== What this task involves ==
Give the number of lines containing "Ангела" in this listing, with no other words.

== Given information ==
[Begin]
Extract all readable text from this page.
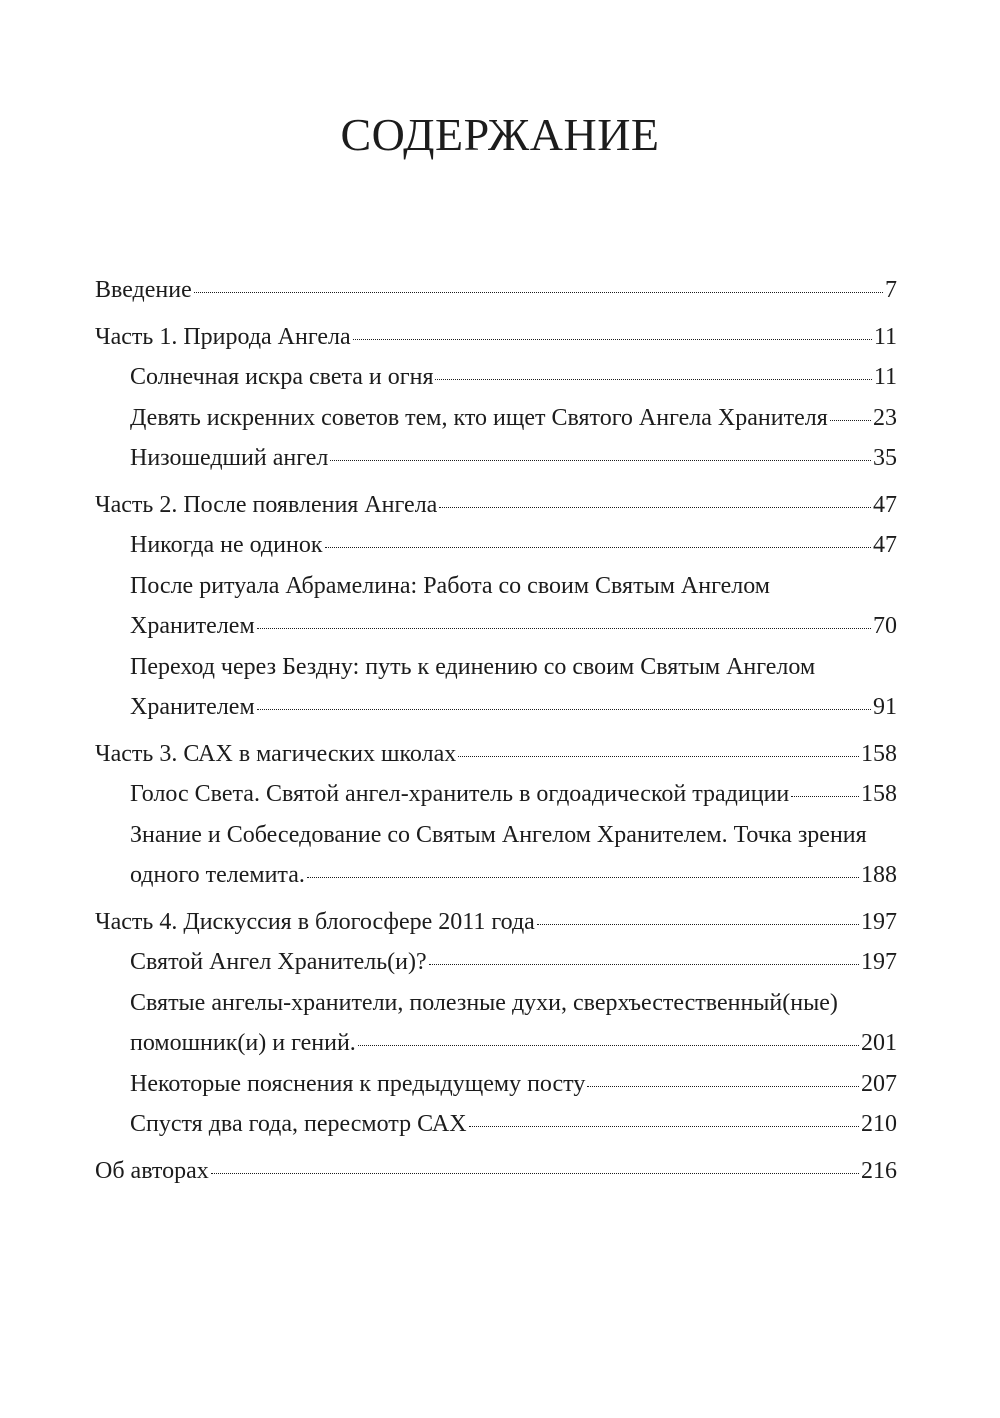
СОДЕРЖАНИЕ
Введение	7
Часть 1. Природа Ангела	11
Солнечная искра света и огня	11
Девять искренних советов тем, кто ищет Святого Ангела Хранителя 23
Низошедший ангел	35
Часть 2. После появления Ангела	47
Никогда не одинок	47
После ритуала Абрамелина: Работа со своим Святым Ангелом
Хранителем	70
Переход через Бездну: путь к единению со своим Святым Ангелом
Хранителем	91
Часть 3. САХ в магических школах	158
Голос Света. Святой ангел-хранитель в огдоадической традиции	158
Знание и Собеседование со Святым Ангелом Хранителем. Точка зрения
одного телемита.	188
Часть 4. Дискуссия в блогосфере 2011 года	197
Святой Ангел Хранитель(и)?	197
Святые ангелы-хранители, полезные духи, сверхъестественный(ные)
помошник(и) и гений.	201
Некоторые пояснения к предыдущему посту	207
Спустя два года, пересмотр САХ	210
Об авторах	216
[End]
== Exercise solution ==
3